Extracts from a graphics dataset
>> Start
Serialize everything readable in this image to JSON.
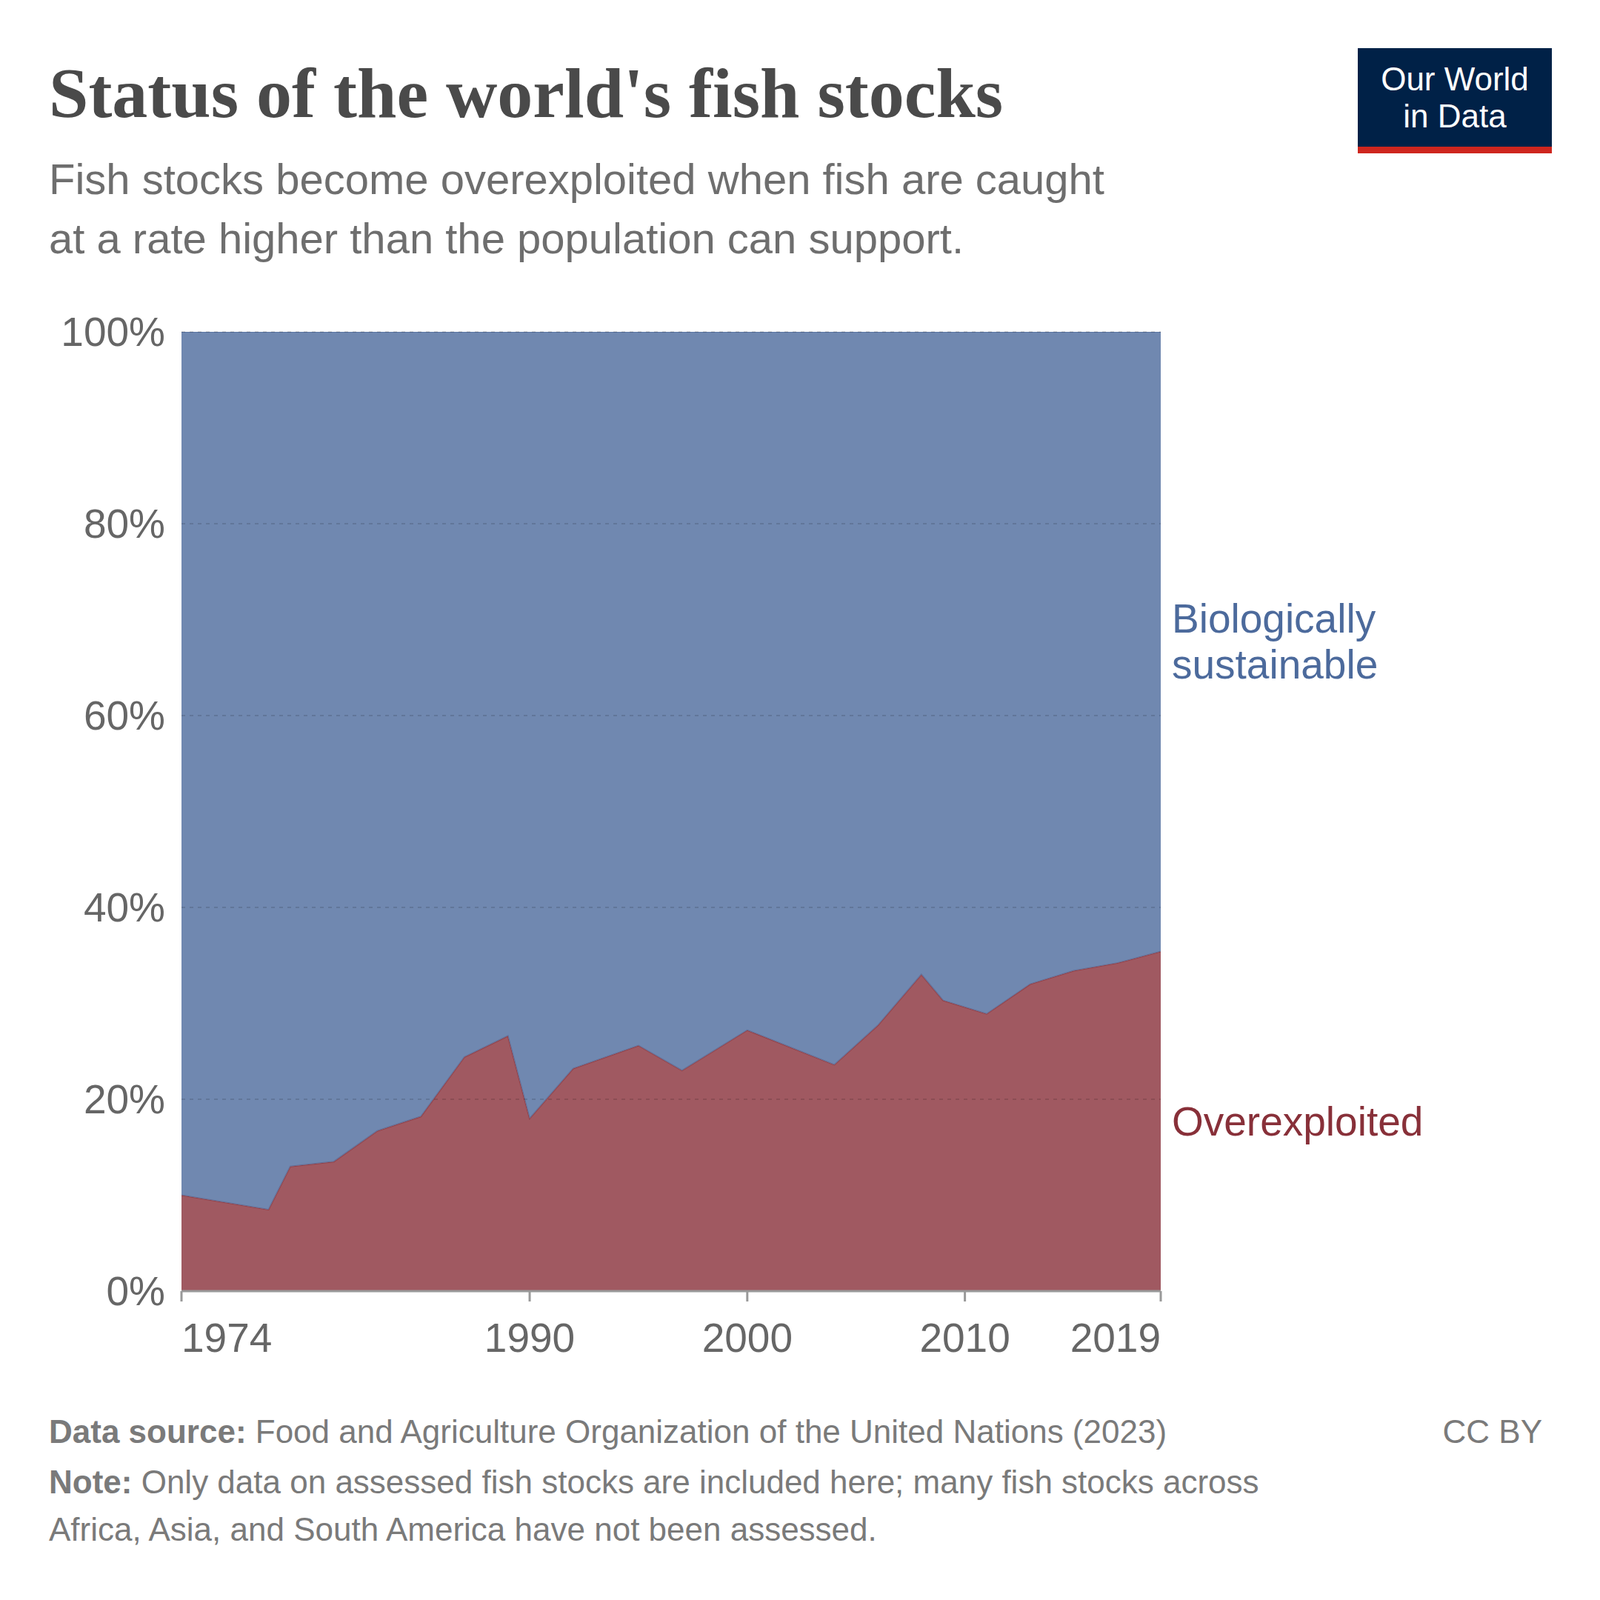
{
  "chart_data": {
    "type": "area",
    "stacked": true,
    "title": "Status of the world's fish stocks",
    "subtitle": [
      "Fish stocks become overexploited when fish are caught",
      "at a rate higher than the population can support."
    ],
    "logo": [
      "Our World",
      "in Data"
    ],
    "source_label": "Data source:",
    "source": "Food and Agriculture Organization of the United Nations (2023)",
    "license": "CC BY",
    "note_label": "Note:",
    "note": [
      "Only data on assessed fish stocks are included here; many fish stocks across",
      "Africa, Asia, and South America have not been assessed."
    ],
    "x": [
      1974,
      1978,
      1979,
      1981,
      1983,
      1985,
      1987,
      1989,
      1990,
      1992,
      1995,
      1997,
      2000,
      2004,
      2006,
      2008,
      2009,
      2011,
      2013,
      2015,
      2017,
      2019
    ],
    "series": [
      {
        "name": "Overexploited",
        "color": "#883039",
        "values": [
          10,
          8.5,
          13,
          13.5,
          16.7,
          18.2,
          24.4,
          26.6,
          18,
          23.2,
          25.6,
          23,
          27.2,
          23.6,
          27.7,
          33,
          30.3,
          28.9,
          32,
          33.4,
          34.2,
          35.4
        ]
      },
      {
        "name": "Biologically sustainable",
        "color": "#4c6a9c",
        "values": [
          90,
          91.5,
          87,
          86.5,
          83.3,
          81.8,
          75.6,
          73.4,
          82,
          76.8,
          74.4,
          77,
          72.8,
          76.4,
          72.3,
          67,
          69.7,
          71.1,
          68,
          66.6,
          65.8,
          64.6
        ]
      }
    ],
    "xlim": [
      1974,
      2019
    ],
    "xticks": [
      1974,
      1990,
      2000,
      2010,
      2019
    ],
    "ylim": [
      0,
      100
    ],
    "yticks": [
      {
        "value": 0,
        "label": "0%"
      },
      {
        "value": 20,
        "label": "20%"
      },
      {
        "value": 40,
        "label": "40%"
      },
      {
        "value": 60,
        "label": "60%"
      },
      {
        "value": 80,
        "label": "80%"
      },
      {
        "value": 100,
        "label": "100%"
      }
    ],
    "grid": true
  }
}
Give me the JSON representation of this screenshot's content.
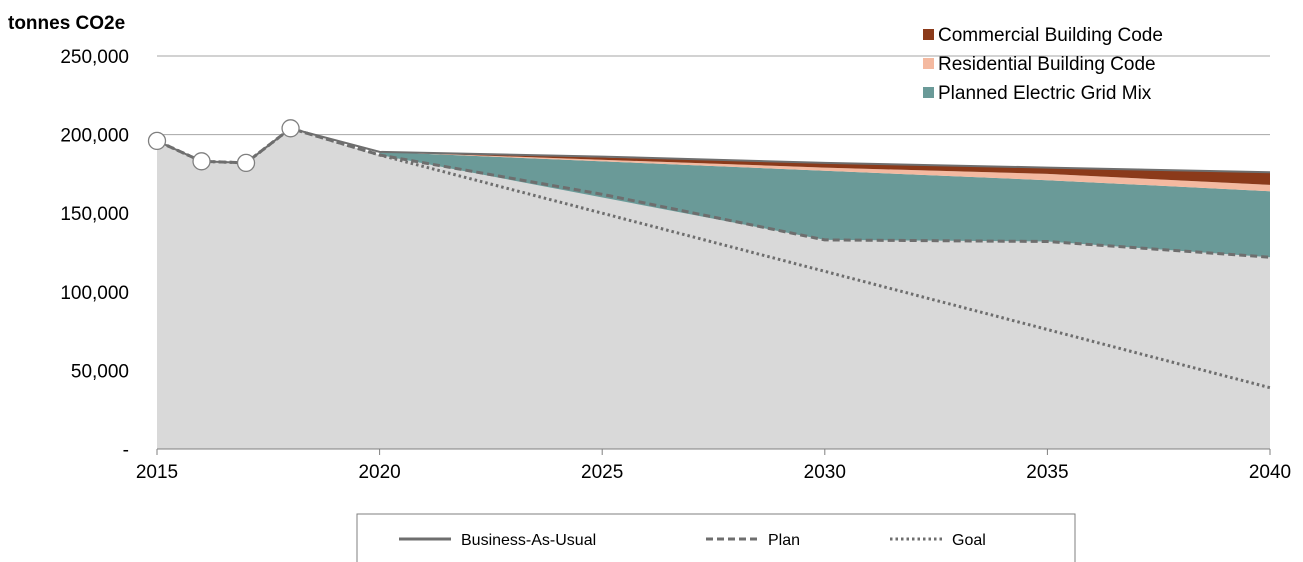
{
  "chart_data": {
    "type": "area",
    "ylabel": "tonnes CO2e",
    "xlabel": "",
    "xlim": [
      2015,
      2040
    ],
    "ylim": [
      0,
      250000
    ],
    "x_ticks": [
      "2015",
      "2020",
      "2025",
      "2030",
      "2035",
      "2040"
    ],
    "y_ticks": [
      "-",
      "50,000",
      "100,000",
      "150,000",
      "200,000",
      "250,000"
    ],
    "gridlines": [
      200000,
      250000
    ],
    "historical": {
      "x": [
        2015,
        2016,
        2017,
        2018,
        2020
      ],
      "y": [
        196000,
        183000,
        182000,
        204000,
        188000
      ]
    },
    "stacked_wedges": [
      {
        "name": "Planned Electric Grid Mix",
        "color": "#6a9a98",
        "x": [
          2020,
          2030,
          2035,
          2040
        ],
        "lower": [
          187000,
          133000,
          132000,
          122000
        ],
        "upper": [
          189000,
          177000,
          171000,
          164000
        ]
      },
      {
        "name": "Residential Building Code",
        "color": "#f4b9a0",
        "x": [
          2020,
          2030,
          2035,
          2040
        ],
        "lower": [
          189000,
          177000,
          171000,
          164000
        ],
        "upper": [
          189000,
          179000,
          175000,
          168000
        ]
      },
      {
        "name": "Commercial Building Code",
        "color": "#8b3a1a",
        "x": [
          2020,
          2030,
          2035,
          2040
        ],
        "lower": [
          189000,
          179000,
          175000,
          168000
        ],
        "upper": [
          189000,
          182000,
          179000,
          176000
        ]
      }
    ],
    "series": [
      {
        "name": "Business-As-Usual",
        "style": "solid",
        "x": [
          2015,
          2016,
          2017,
          2018,
          2020,
          2025,
          2030,
          2035,
          2040
        ],
        "y": [
          196000,
          183000,
          182000,
          204000,
          189000,
          186000,
          182000,
          179000,
          176000
        ]
      },
      {
        "name": "Plan",
        "style": "dashed",
        "x": [
          2015,
          2016,
          2017,
          2018,
          2020,
          2025,
          2030,
          2035,
          2040
        ],
        "y": [
          196000,
          183000,
          182000,
          204000,
          187000,
          162000,
          133000,
          132000,
          122000
        ]
      },
      {
        "name": "Goal",
        "style": "dotted",
        "x": [
          2015,
          2016,
          2017,
          2018,
          2020,
          2040
        ],
        "y": [
          196000,
          183000,
          182000,
          204000,
          187000,
          39000
        ]
      }
    ],
    "legend_top": [
      "Commercial Building Code",
      "Residential Building Code",
      "Planned Electric Grid Mix"
    ],
    "legend_bottom": [
      "Business-As-Usual",
      "Plan",
      "Goal"
    ],
    "colors": {
      "baseline_area": "#d9d9d9",
      "line": "#6e6e6e",
      "grid": "#a6a6a6",
      "marker_fill": "#ffffff"
    }
  }
}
>> End
GIVEN PROBLEM -> A faithful copy of the records above is needed, with the pictures left out.

SOLUTION TO THE PROBLEM ->
Serialize everything readable in this image to JSON.
{
  "chart_data": {
    "type": "area",
    "stacked": true,
    "title": "Status of the world's fish stocks",
    "subtitle": [
      "Fish stocks become overexploited when fish are caught",
      "at a rate higher than the population can support."
    ],
    "logo": [
      "Our World",
      "in Data"
    ],
    "source_label": "Data source:",
    "source": "Food and Agriculture Organization of the United Nations (2023)",
    "license": "CC BY",
    "note_label": "Note:",
    "note": [
      "Only data on assessed fish stocks are included here; many fish stocks across",
      "Africa, Asia, and South America have not been assessed."
    ],
    "x": [
      1974,
      1978,
      1979,
      1981,
      1983,
      1985,
      1987,
      1989,
      1990,
      1992,
      1995,
      1997,
      2000,
      2004,
      2006,
      2008,
      2009,
      2011,
      2013,
      2015,
      2017,
      2019
    ],
    "series": [
      {
        "name": "Overexploited",
        "color": "#883039",
        "values": [
          10,
          8.5,
          13,
          13.5,
          16.7,
          18.2,
          24.4,
          26.6,
          18,
          23.2,
          25.6,
          23,
          27.2,
          23.6,
          27.7,
          33,
          30.3,
          28.9,
          32,
          33.4,
          34.2,
          35.4
        ]
      },
      {
        "name": "Biologically sustainable",
        "color": "#4c6a9c",
        "values": [
          90,
          91.5,
          87,
          86.5,
          83.3,
          81.8,
          75.6,
          73.4,
          82,
          76.8,
          74.4,
          77,
          72.8,
          76.4,
          72.3,
          67,
          69.7,
          71.1,
          68,
          66.6,
          65.8,
          64.6
        ]
      }
    ],
    "xlim": [
      1974,
      2019
    ],
    "xticks": [
      1974,
      1990,
      2000,
      2010,
      2019
    ],
    "ylim": [
      0,
      100
    ],
    "yticks": [
      {
        "value": 0,
        "label": "0%"
      },
      {
        "value": 20,
        "label": "20%"
      },
      {
        "value": 40,
        "label": "40%"
      },
      {
        "value": 60,
        "label": "60%"
      },
      {
        "value": 80,
        "label": "80%"
      },
      {
        "value": 100,
        "label": "100%"
      }
    ],
    "grid": true
  }
}
Give me the JSON representation of this screenshot's content.
{
  "chart_data": {
    "type": "area",
    "ylabel": "tonnes CO2e",
    "xlabel": "",
    "xlim": [
      2015,
      2040
    ],
    "ylim": [
      0,
      250000
    ],
    "x_ticks": [
      "2015",
      "2020",
      "2025",
      "2030",
      "2035",
      "2040"
    ],
    "y_ticks": [
      "-",
      "50,000",
      "100,000",
      "150,000",
      "200,000",
      "250,000"
    ],
    "gridlines": [
      200000,
      250000
    ],
    "historical": {
      "x": [
        2015,
        2016,
        2017,
        2018,
        2020
      ],
      "y": [
        196000,
        183000,
        182000,
        204000,
        188000
      ]
    },
    "stacked_wedges": [
      {
        "name": "Planned Electric Grid Mix",
        "color": "#6a9a98",
        "x": [
          2020,
          2030,
          2035,
          2040
        ],
        "lower": [
          187000,
          133000,
          132000,
          122000
        ],
        "upper": [
          189000,
          177000,
          171000,
          164000
        ]
      },
      {
        "name": "Residential Building Code",
        "color": "#f4b9a0",
        "x": [
          2020,
          2030,
          2035,
          2040
        ],
        "lower": [
          189000,
          177000,
          171000,
          164000
        ],
        "upper": [
          189000,
          179000,
          175000,
          168000
        ]
      },
      {
        "name": "Commercial Building Code",
        "color": "#8b3a1a",
        "x": [
          2020,
          2030,
          2035,
          2040
        ],
        "lower": [
          189000,
          179000,
          175000,
          168000
        ],
        "upper": [
          189000,
          182000,
          179000,
          176000
        ]
      }
    ],
    "series": [
      {
        "name": "Business-As-Usual",
        "style": "solid",
        "x": [
          2015,
          2016,
          2017,
          2018,
          2020,
          2025,
          2030,
          2035,
          2040
        ],
        "y": [
          196000,
          183000,
          182000,
          204000,
          189000,
          186000,
          182000,
          179000,
          176000
        ]
      },
      {
        "name": "Plan",
        "style": "dashed",
        "x": [
          2015,
          2016,
          2017,
          2018,
          2020,
          2025,
          2030,
          2035,
          2040
        ],
        "y": [
          196000,
          183000,
          182000,
          204000,
          187000,
          162000,
          133000,
          132000,
          122000
        ]
      },
      {
        "name": "Goal",
        "style": "dotted",
        "x": [
          2015,
          2016,
          2017,
          2018,
          2020,
          2040
        ],
        "y": [
          196000,
          183000,
          182000,
          204000,
          187000,
          39000
        ]
      }
    ],
    "legend_top": [
      "Commercial Building Code",
      "Residential Building Code",
      "Planned Electric Grid Mix"
    ],
    "legend_bottom": [
      "Business-As-Usual",
      "Plan",
      "Goal"
    ],
    "colors": {
      "baseline_area": "#d9d9d9",
      "line": "#6e6e6e",
      "grid": "#a6a6a6",
      "marker_fill": "#ffffff"
    }
  }
}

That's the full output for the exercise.